Go through the entries below and write each one out exactly.

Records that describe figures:

_ _ _ _ _

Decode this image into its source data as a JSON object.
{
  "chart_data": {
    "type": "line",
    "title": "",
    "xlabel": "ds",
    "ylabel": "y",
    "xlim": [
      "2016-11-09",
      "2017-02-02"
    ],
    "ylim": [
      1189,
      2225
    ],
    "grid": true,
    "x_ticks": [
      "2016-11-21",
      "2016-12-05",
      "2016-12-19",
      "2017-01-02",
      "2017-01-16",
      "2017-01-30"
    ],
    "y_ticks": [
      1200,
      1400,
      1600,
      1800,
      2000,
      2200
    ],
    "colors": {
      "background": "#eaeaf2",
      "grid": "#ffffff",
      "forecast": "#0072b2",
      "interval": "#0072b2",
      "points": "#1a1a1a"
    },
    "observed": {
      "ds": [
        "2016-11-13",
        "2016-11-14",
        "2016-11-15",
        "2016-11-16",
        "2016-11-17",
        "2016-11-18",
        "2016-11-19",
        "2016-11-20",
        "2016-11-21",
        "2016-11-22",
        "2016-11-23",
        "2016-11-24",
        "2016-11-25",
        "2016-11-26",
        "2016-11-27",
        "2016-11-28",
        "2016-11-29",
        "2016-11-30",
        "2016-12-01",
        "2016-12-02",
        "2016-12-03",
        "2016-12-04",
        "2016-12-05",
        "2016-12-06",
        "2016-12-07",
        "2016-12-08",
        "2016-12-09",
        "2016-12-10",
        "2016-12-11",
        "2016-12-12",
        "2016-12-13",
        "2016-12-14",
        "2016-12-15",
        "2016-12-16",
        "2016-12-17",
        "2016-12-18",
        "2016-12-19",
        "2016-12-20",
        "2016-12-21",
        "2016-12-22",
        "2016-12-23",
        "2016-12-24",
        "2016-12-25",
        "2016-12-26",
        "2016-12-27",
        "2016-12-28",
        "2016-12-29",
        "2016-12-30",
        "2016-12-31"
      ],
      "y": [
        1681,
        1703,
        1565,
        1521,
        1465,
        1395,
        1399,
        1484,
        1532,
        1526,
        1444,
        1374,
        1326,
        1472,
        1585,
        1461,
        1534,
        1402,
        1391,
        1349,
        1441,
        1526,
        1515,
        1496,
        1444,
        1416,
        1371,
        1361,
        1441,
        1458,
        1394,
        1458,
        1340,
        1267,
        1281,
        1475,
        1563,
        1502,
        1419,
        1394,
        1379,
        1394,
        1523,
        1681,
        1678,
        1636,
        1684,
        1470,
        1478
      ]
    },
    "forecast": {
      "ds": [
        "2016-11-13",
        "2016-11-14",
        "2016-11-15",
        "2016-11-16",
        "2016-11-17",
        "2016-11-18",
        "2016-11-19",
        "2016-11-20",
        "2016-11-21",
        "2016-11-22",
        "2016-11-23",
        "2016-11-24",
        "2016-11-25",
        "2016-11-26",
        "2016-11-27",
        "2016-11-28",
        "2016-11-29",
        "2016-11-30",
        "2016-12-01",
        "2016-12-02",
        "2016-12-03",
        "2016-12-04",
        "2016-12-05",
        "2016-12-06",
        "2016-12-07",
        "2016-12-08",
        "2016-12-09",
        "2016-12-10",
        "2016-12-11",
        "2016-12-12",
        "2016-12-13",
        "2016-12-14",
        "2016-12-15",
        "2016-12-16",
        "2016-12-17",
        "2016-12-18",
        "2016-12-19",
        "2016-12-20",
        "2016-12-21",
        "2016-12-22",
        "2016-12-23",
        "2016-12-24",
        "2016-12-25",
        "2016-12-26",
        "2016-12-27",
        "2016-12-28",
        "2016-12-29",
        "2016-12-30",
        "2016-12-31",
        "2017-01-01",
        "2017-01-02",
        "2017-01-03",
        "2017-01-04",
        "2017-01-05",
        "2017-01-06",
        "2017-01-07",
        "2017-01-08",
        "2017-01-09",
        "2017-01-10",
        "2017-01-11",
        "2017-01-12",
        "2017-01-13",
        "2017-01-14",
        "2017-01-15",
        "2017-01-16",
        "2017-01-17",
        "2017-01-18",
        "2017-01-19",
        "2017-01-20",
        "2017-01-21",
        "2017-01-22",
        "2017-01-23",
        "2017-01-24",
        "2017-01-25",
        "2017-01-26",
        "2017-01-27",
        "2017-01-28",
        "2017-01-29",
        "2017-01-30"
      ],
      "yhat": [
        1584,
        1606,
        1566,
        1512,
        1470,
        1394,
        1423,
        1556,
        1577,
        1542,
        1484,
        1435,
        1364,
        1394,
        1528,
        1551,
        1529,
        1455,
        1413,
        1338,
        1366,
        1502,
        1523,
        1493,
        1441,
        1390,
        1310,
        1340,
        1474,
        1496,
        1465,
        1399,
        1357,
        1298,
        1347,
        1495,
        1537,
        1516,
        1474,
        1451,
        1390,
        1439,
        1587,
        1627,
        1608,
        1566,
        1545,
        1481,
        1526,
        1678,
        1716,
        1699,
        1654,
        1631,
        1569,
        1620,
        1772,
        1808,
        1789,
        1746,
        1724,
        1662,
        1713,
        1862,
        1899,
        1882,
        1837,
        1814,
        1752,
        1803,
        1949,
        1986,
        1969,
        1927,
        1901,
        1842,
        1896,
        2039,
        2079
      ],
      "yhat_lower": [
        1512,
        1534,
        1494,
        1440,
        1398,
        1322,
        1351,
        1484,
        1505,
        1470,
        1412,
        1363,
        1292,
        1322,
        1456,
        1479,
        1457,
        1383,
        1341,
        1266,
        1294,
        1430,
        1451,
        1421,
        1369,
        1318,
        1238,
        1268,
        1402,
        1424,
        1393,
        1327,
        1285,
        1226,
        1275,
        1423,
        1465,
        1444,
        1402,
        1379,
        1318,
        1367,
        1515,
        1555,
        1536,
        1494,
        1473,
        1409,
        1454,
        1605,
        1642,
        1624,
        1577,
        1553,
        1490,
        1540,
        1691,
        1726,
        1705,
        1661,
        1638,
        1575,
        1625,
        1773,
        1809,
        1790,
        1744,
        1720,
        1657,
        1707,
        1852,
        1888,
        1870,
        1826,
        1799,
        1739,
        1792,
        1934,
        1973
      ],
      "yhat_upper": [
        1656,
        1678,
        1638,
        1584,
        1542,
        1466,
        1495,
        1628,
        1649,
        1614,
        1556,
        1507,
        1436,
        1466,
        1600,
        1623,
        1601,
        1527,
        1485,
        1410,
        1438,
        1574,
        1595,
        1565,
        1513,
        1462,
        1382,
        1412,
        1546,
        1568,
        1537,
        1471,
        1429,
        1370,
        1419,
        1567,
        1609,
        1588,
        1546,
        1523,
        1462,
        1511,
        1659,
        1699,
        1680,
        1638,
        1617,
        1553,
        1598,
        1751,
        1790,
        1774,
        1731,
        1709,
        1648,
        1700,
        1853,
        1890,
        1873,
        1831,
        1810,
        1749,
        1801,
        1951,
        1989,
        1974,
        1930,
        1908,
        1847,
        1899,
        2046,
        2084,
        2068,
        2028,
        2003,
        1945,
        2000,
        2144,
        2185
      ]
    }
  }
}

_ _ _ _ _

**TASK ANSWER:**
Decode this image into its source data as a JSON object.
{
  "chart_data": {
    "type": "line",
    "title": "",
    "xlabel": "ds",
    "ylabel": "y",
    "xlim": [
      "2016-11-09",
      "2017-02-02"
    ],
    "ylim": [
      1189,
      2225
    ],
    "grid": true,
    "x_ticks": [
      "2016-11-21",
      "2016-12-05",
      "2016-12-19",
      "2017-01-02",
      "2017-01-16",
      "2017-01-30"
    ],
    "y_ticks": [
      1200,
      1400,
      1600,
      1800,
      2000,
      2200
    ],
    "colors": {
      "background": "#eaeaf2",
      "grid": "#ffffff",
      "forecast": "#0072b2",
      "interval": "#0072b2",
      "points": "#1a1a1a"
    },
    "observed": {
      "ds": [
        "2016-11-13",
        "2016-11-14",
        "2016-11-15",
        "2016-11-16",
        "2016-11-17",
        "2016-11-18",
        "2016-11-19",
        "2016-11-20",
        "2016-11-21",
        "2016-11-22",
        "2016-11-23",
        "2016-11-24",
        "2016-11-25",
        "2016-11-26",
        "2016-11-27",
        "2016-11-28",
        "2016-11-29",
        "2016-11-30",
        "2016-12-01",
        "2016-12-02",
        "2016-12-03",
        "2016-12-04",
        "2016-12-05",
        "2016-12-06",
        "2016-12-07",
        "2016-12-08",
        "2016-12-09",
        "2016-12-10",
        "2016-12-11",
        "2016-12-12",
        "2016-12-13",
        "2016-12-14",
        "2016-12-15",
        "2016-12-16",
        "2016-12-17",
        "2016-12-18",
        "2016-12-19",
        "2016-12-20",
        "2016-12-21",
        "2016-12-22",
        "2016-12-23",
        "2016-12-24",
        "2016-12-25",
        "2016-12-26",
        "2016-12-27",
        "2016-12-28",
        "2016-12-29",
        "2016-12-30",
        "2016-12-31"
      ],
      "y": [
        1681,
        1703,
        1565,
        1521,
        1465,
        1395,
        1399,
        1484,
        1532,
        1526,
        1444,
        1374,
        1326,
        1472,
        1585,
        1461,
        1534,
        1402,
        1391,
        1349,
        1441,
        1526,
        1515,
        1496,
        1444,
        1416,
        1371,
        1361,
        1441,
        1458,
        1394,
        1458,
        1340,
        1267,
        1281,
        1475,
        1563,
        1502,
        1419,
        1394,
        1379,
        1394,
        1523,
        1681,
        1678,
        1636,
        1684,
        1470,
        1478
      ]
    },
    "forecast": {
      "ds": [
        "2016-11-13",
        "2016-11-14",
        "2016-11-15",
        "2016-11-16",
        "2016-11-17",
        "2016-11-18",
        "2016-11-19",
        "2016-11-20",
        "2016-11-21",
        "2016-11-22",
        "2016-11-23",
        "2016-11-24",
        "2016-11-25",
        "2016-11-26",
        "2016-11-27",
        "2016-11-28",
        "2016-11-29",
        "2016-11-30",
        "2016-12-01",
        "2016-12-02",
        "2016-12-03",
        "2016-12-04",
        "2016-12-05",
        "2016-12-06",
        "2016-12-07",
        "2016-12-08",
        "2016-12-09",
        "2016-12-10",
        "2016-12-11",
        "2016-12-12",
        "2016-12-13",
        "2016-12-14",
        "2016-12-15",
        "2016-12-16",
        "2016-12-17",
        "2016-12-18",
        "2016-12-19",
        "2016-12-20",
        "2016-12-21",
        "2016-12-22",
        "2016-12-23",
        "2016-12-24",
        "2016-12-25",
        "2016-12-26",
        "2016-12-27",
        "2016-12-28",
        "2016-12-29",
        "2016-12-30",
        "2016-12-31",
        "2017-01-01",
        "2017-01-02",
        "2017-01-03",
        "2017-01-04",
        "2017-01-05",
        "2017-01-06",
        "2017-01-07",
        "2017-01-08",
        "2017-01-09",
        "2017-01-10",
        "2017-01-11",
        "2017-01-12",
        "2017-01-13",
        "2017-01-14",
        "2017-01-15",
        "2017-01-16",
        "2017-01-17",
        "2017-01-18",
        "2017-01-19",
        "2017-01-20",
        "2017-01-21",
        "2017-01-22",
        "2017-01-23",
        "2017-01-24",
        "2017-01-25",
        "2017-01-26",
        "2017-01-27",
        "2017-01-28",
        "2017-01-29",
        "2017-01-30"
      ],
      "yhat": [
        1584,
        1606,
        1566,
        1512,
        1470,
        1394,
        1423,
        1556,
        1577,
        1542,
        1484,
        1435,
        1364,
        1394,
        1528,
        1551,
        1529,
        1455,
        1413,
        1338,
        1366,
        1502,
        1523,
        1493,
        1441,
        1390,
        1310,
        1340,
        1474,
        1496,
        1465,
        1399,
        1357,
        1298,
        1347,
        1495,
        1537,
        1516,
        1474,
        1451,
        1390,
        1439,
        1587,
        1627,
        1608,
        1566,
        1545,
        1481,
        1526,
        1678,
        1716,
        1699,
        1654,
        1631,
        1569,
        1620,
        1772,
        1808,
        1789,
        1746,
        1724,
        1662,
        1713,
        1862,
        1899,
        1882,
        1837,
        1814,
        1752,
        1803,
        1949,
        1986,
        1969,
        1927,
        1901,
        1842,
        1896,
        2039,
        2079
      ],
      "yhat_lower": [
        1512,
        1534,
        1494,
        1440,
        1398,
        1322,
        1351,
        1484,
        1505,
        1470,
        1412,
        1363,
        1292,
        1322,
        1456,
        1479,
        1457,
        1383,
        1341,
        1266,
        1294,
        1430,
        1451,
        1421,
        1369,
        1318,
        1238,
        1268,
        1402,
        1424,
        1393,
        1327,
        1285,
        1226,
        1275,
        1423,
        1465,
        1444,
        1402,
        1379,
        1318,
        1367,
        1515,
        1555,
        1536,
        1494,
        1473,
        1409,
        1454,
        1605,
        1642,
        1624,
        1577,
        1553,
        1490,
        1540,
        1691,
        1726,
        1705,
        1661,
        1638,
        1575,
        1625,
        1773,
        1809,
        1790,
        1744,
        1720,
        1657,
        1707,
        1852,
        1888,
        1870,
        1826,
        1799,
        1739,
        1792,
        1934,
        1973
      ],
      "yhat_upper": [
        1656,
        1678,
        1638,
        1584,
        1542,
        1466,
        1495,
        1628,
        1649,
        1614,
        1556,
        1507,
        1436,
        1466,
        1600,
        1623,
        1601,
        1527,
        1485,
        1410,
        1438,
        1574,
        1595,
        1565,
        1513,
        1462,
        1382,
        1412,
        1546,
        1568,
        1537,
        1471,
        1429,
        1370,
        1419,
        1567,
        1609,
        1588,
        1546,
        1523,
        1462,
        1511,
        1659,
        1699,
        1680,
        1638,
        1617,
        1553,
        1598,
        1751,
        1790,
        1774,
        1731,
        1709,
        1648,
        1700,
        1853,
        1890,
        1873,
        1831,
        1810,
        1749,
        1801,
        1951,
        1989,
        1974,
        1930,
        1908,
        1847,
        1899,
        2046,
        2084,
        2068,
        2028,
        2003,
        1945,
        2000,
        2144,
        2185
      ]
    }
  }
}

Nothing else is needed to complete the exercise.